- [DIRECTIONS]: Identify the line that contains "Parse this screenshot: output" in the material. Output it and every line after it, unchanged, through the end.

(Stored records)

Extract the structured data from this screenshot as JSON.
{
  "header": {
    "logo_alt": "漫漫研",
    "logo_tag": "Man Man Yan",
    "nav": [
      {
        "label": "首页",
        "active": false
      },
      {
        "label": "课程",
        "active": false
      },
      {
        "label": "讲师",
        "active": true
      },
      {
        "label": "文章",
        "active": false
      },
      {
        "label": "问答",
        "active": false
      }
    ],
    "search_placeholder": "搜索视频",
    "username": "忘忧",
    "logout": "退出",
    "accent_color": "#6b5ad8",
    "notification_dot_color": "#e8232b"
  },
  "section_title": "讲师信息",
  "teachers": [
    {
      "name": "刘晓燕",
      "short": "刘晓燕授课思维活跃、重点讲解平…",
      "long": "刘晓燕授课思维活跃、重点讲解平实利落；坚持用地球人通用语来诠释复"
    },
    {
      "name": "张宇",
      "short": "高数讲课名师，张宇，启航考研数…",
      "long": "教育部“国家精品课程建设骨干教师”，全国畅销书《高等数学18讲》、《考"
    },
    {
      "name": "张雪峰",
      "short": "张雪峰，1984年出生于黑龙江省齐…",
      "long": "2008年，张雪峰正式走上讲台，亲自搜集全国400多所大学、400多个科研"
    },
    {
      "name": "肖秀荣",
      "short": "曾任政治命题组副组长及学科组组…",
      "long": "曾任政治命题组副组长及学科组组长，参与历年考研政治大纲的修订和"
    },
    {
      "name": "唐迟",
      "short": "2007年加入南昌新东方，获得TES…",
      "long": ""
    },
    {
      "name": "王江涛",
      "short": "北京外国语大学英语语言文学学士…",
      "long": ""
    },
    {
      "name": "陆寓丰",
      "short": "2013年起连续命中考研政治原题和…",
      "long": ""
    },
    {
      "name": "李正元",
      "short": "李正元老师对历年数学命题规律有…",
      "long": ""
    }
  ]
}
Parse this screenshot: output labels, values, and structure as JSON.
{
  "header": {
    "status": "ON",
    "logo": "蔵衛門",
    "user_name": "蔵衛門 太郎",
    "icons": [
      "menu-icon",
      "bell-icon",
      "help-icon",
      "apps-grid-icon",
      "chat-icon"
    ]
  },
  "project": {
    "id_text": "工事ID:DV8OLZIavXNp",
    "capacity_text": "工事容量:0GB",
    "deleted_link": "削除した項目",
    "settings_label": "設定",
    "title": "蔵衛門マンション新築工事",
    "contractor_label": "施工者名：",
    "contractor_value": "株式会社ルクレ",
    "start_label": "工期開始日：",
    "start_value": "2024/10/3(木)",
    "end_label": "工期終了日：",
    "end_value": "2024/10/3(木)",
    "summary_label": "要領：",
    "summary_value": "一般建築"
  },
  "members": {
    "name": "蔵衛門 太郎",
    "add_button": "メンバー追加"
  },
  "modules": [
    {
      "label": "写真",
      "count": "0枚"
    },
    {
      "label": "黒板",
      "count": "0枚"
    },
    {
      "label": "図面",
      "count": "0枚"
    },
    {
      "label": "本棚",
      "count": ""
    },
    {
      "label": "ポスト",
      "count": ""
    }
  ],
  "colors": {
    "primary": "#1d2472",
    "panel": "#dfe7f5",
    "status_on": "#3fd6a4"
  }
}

- [ANSWER]:
Parse this screenshot: output labels, values, and structure as JSON.
{
  "header": {
    "status": "ON",
    "logo": "蔵衛門",
    "user_name": "蔵衛門 太郎",
    "icons": [
      "menu-icon",
      "bell-icon",
      "help-icon",
      "apps-grid-icon",
      "chat-icon"
    ]
  },
  "project": {
    "id_text": "工事ID:DV8OLZIavXNp",
    "capacity_text": "工事容量:0GB",
    "deleted_link": "削除した項目",
    "settings_label": "設定",
    "title": "蔵衛門マンション新築工事",
    "contractor_label": "施工者名：",
    "contractor_value": "株式会社ルクレ",
    "start_label": "工期開始日：",
    "start_value": "2024/10/3(木)",
    "end_label": "工期終了日：",
    "end_value": "2024/10/3(木)",
    "summary_label": "要領：",
    "summary_value": "一般建築"
  },
  "members": {
    "name": "蔵衛門 太郎",
    "add_button": "メンバー追加"
  },
  "modules": [
    {
      "label": "写真",
      "count": "0枚"
    },
    {
      "label": "黒板",
      "count": "0枚"
    },
    {
      "label": "図面",
      "count": "0枚"
    },
    {
      "label": "本棚",
      "count": ""
    },
    {
      "label": "ポスト",
      "count": ""
    }
  ],
  "colors": {
    "primary": "#1d2472",
    "panel": "#dfe7f5",
    "status_on": "#3fd6a4"
  }
}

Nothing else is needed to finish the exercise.